PROBLEM TO SOLVE:
Work through the material below line by line and say how many lines include the word "Make". Only the number, please.

AVAILABLE RECORDS:

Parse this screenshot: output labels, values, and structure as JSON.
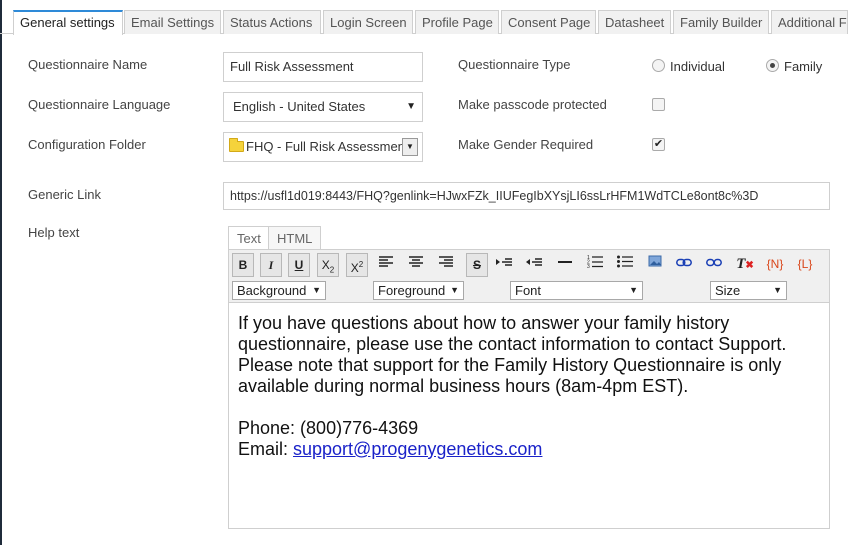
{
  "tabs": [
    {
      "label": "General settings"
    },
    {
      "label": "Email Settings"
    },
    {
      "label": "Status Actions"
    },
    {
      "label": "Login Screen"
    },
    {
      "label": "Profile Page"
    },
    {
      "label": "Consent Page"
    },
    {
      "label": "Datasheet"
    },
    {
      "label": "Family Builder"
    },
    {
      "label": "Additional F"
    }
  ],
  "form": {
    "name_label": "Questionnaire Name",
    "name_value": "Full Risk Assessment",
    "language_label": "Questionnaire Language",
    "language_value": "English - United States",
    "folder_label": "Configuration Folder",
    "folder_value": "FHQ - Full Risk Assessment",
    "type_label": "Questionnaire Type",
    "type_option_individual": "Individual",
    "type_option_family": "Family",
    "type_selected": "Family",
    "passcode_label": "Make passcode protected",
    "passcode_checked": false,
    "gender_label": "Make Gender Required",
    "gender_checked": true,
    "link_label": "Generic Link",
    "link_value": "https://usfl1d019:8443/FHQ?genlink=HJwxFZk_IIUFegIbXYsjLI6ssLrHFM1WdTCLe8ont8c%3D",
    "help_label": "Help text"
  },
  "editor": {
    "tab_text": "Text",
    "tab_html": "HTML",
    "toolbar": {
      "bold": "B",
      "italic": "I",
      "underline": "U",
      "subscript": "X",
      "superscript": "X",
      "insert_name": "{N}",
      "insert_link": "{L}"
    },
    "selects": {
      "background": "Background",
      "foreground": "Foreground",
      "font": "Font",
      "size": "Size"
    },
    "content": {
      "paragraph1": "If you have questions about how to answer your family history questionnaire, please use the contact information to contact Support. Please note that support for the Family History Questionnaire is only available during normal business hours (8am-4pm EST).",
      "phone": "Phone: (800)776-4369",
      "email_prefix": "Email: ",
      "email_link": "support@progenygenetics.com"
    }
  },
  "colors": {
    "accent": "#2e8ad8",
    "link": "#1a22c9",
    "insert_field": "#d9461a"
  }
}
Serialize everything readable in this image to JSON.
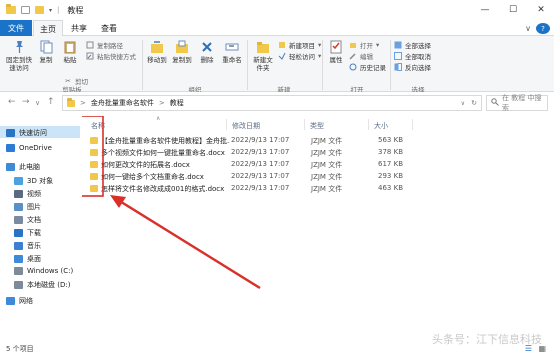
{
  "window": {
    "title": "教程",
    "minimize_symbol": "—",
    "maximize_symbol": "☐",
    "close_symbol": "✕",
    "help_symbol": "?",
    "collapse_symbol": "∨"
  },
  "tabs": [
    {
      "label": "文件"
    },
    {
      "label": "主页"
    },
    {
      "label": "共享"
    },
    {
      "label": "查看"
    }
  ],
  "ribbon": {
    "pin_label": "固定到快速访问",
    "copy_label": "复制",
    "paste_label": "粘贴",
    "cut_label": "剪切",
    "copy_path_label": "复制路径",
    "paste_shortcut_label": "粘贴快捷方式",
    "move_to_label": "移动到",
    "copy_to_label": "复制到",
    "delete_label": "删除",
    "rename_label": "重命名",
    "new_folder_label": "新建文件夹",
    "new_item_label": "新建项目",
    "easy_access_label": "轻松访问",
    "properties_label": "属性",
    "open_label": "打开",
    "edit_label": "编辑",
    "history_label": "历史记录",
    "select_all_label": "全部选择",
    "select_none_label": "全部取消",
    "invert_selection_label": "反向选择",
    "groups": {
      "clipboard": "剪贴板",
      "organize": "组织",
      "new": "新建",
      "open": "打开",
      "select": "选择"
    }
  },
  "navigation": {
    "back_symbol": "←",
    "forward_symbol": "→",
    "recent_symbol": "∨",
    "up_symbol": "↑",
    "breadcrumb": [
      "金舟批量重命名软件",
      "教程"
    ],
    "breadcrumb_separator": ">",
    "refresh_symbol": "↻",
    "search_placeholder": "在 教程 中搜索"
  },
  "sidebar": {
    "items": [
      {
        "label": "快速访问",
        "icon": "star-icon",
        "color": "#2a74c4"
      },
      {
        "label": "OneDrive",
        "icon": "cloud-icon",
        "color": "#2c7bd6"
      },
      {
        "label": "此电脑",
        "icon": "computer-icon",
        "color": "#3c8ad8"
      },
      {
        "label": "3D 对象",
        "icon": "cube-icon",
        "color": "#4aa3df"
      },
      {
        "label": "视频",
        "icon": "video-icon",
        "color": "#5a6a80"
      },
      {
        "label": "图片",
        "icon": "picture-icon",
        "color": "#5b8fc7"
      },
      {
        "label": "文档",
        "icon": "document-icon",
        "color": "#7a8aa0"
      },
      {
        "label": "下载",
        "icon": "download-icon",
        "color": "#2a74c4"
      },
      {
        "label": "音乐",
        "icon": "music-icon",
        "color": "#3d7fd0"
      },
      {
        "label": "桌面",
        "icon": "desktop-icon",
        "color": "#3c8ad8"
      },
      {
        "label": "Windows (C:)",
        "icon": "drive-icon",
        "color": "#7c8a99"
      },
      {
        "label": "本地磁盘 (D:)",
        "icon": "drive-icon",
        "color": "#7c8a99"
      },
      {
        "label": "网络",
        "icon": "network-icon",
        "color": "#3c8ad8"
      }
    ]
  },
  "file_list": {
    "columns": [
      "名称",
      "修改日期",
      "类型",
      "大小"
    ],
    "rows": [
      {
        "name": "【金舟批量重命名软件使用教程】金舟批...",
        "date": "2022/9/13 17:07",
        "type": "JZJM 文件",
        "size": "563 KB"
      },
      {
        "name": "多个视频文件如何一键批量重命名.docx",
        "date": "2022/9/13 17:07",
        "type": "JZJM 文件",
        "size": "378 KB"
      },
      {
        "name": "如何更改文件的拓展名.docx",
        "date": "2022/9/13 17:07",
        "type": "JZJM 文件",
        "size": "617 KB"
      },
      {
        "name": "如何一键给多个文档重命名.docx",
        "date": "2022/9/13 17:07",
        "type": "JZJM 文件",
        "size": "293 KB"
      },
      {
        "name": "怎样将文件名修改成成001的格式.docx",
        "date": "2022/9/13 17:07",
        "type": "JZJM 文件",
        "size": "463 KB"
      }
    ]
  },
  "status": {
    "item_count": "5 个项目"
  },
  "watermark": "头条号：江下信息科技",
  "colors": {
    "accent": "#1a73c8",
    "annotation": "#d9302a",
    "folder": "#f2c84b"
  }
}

SOLVED PROBLEM:
2